++++ RECORDS ++++

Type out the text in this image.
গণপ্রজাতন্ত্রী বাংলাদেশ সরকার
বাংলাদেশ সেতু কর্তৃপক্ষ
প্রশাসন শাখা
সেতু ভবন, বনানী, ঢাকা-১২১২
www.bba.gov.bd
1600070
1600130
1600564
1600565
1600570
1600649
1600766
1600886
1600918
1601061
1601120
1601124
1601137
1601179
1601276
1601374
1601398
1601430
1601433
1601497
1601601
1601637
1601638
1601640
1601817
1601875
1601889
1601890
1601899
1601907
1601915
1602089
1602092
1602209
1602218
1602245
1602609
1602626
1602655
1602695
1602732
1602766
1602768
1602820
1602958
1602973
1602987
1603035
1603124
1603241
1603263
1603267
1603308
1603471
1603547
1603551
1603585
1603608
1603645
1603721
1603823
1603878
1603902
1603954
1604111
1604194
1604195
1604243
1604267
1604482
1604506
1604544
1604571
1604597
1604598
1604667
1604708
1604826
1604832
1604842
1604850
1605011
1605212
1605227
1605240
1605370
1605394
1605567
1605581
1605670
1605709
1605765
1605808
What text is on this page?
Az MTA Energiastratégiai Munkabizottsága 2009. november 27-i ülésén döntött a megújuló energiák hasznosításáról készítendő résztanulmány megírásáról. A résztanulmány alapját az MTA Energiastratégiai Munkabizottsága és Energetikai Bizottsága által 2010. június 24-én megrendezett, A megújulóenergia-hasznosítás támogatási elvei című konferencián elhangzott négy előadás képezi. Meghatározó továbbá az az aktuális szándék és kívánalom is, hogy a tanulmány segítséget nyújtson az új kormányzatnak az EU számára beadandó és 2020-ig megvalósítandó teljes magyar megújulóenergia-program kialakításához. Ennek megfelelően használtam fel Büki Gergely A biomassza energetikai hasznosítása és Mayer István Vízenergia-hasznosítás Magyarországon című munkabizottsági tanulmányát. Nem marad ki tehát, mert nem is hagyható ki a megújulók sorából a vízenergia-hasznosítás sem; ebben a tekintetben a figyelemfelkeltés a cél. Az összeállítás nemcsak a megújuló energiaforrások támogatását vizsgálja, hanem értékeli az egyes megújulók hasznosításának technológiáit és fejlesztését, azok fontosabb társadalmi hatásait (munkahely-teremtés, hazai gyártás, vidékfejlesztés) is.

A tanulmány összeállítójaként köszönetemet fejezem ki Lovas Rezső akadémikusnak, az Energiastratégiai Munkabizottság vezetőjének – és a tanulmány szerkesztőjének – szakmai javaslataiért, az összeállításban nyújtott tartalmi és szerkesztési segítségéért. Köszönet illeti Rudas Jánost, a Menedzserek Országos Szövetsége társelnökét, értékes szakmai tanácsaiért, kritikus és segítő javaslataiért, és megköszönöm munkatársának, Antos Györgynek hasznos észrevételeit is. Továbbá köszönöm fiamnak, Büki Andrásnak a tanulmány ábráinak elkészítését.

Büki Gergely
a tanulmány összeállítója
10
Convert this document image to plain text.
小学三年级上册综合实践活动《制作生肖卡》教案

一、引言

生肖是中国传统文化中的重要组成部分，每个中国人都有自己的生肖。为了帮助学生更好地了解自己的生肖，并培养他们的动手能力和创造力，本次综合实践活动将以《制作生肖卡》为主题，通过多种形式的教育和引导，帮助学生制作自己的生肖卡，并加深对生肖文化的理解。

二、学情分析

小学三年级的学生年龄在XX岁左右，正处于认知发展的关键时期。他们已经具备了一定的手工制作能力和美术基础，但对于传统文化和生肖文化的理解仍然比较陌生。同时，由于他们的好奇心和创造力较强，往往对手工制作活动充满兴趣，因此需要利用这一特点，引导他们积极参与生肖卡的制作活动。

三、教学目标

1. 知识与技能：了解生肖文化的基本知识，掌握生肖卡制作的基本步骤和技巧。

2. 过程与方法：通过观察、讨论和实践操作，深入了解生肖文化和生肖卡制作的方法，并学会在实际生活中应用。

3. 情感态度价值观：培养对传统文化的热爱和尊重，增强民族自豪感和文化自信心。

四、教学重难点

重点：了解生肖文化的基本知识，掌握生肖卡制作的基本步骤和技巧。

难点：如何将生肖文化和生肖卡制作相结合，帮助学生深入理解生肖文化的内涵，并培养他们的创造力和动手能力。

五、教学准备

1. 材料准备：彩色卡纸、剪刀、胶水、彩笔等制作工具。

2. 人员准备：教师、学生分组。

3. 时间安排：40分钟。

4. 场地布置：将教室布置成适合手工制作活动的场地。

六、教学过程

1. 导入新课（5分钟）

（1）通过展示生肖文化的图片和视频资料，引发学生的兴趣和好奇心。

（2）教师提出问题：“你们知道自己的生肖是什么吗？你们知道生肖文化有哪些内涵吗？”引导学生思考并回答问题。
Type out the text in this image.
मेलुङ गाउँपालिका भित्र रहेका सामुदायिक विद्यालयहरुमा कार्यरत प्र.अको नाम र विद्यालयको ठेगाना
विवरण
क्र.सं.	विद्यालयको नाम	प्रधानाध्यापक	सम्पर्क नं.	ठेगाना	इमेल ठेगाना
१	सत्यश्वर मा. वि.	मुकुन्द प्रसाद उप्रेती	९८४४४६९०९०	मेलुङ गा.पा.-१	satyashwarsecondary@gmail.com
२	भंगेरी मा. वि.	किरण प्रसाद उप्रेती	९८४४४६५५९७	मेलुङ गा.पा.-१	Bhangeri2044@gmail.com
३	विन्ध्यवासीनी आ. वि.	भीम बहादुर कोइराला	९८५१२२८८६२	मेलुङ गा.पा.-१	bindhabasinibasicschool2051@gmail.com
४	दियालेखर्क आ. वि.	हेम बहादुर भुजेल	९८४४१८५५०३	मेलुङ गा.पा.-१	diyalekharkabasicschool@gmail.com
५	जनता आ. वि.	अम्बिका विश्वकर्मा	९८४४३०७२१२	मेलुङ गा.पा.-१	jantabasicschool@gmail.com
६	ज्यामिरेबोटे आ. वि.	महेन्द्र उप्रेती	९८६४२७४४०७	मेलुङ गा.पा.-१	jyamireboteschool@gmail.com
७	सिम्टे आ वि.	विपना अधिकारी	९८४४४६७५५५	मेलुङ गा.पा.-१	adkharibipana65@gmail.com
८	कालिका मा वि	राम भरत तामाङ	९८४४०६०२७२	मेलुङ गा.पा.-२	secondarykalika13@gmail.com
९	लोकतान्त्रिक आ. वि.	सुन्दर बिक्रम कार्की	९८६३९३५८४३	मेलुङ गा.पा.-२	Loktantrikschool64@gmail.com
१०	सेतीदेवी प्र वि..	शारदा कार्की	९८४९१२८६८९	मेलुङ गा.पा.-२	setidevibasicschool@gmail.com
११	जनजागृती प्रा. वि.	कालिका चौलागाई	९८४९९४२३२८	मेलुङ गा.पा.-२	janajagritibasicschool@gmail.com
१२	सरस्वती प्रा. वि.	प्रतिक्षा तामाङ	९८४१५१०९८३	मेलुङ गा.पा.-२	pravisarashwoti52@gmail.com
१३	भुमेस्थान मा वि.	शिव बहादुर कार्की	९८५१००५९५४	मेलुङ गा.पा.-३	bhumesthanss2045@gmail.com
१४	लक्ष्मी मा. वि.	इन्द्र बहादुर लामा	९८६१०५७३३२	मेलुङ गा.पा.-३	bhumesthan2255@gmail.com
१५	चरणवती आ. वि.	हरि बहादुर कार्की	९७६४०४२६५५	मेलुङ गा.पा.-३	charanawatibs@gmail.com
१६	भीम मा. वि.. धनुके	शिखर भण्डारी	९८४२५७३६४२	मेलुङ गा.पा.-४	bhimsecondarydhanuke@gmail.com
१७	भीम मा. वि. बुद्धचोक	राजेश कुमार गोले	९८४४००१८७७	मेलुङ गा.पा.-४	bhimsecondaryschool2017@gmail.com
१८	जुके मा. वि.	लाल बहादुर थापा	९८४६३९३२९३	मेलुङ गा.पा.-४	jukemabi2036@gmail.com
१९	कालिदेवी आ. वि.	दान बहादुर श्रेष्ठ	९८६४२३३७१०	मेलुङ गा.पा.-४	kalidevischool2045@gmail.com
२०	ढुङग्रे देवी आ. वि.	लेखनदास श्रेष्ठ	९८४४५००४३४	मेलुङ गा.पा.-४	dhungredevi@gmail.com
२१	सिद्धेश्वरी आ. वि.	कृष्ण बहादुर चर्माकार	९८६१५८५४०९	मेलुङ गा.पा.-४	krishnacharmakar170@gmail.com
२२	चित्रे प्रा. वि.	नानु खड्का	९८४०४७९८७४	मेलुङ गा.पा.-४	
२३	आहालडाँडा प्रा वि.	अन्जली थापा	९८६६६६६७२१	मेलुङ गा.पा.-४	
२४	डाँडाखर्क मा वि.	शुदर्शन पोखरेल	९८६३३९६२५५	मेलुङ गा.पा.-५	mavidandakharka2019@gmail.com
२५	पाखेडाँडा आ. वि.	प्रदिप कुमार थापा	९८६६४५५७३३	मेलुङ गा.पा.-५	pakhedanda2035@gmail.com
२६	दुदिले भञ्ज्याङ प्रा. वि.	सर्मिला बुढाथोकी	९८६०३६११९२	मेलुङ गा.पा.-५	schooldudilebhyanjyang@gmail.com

++++

▶ **TASK OBJECTIVE**
Find every line in the records above that contains the word "了解生肖文化的基本知识", and copy each one.

▶ **SOLUTION BELOW**
1. 知识与技能：了解生肖文化的基本知识，掌握生肖卡制作的基本步骤和技巧。
重点：了解生肖文化的基本知识，掌握生肖卡制作的基本步骤和技巧。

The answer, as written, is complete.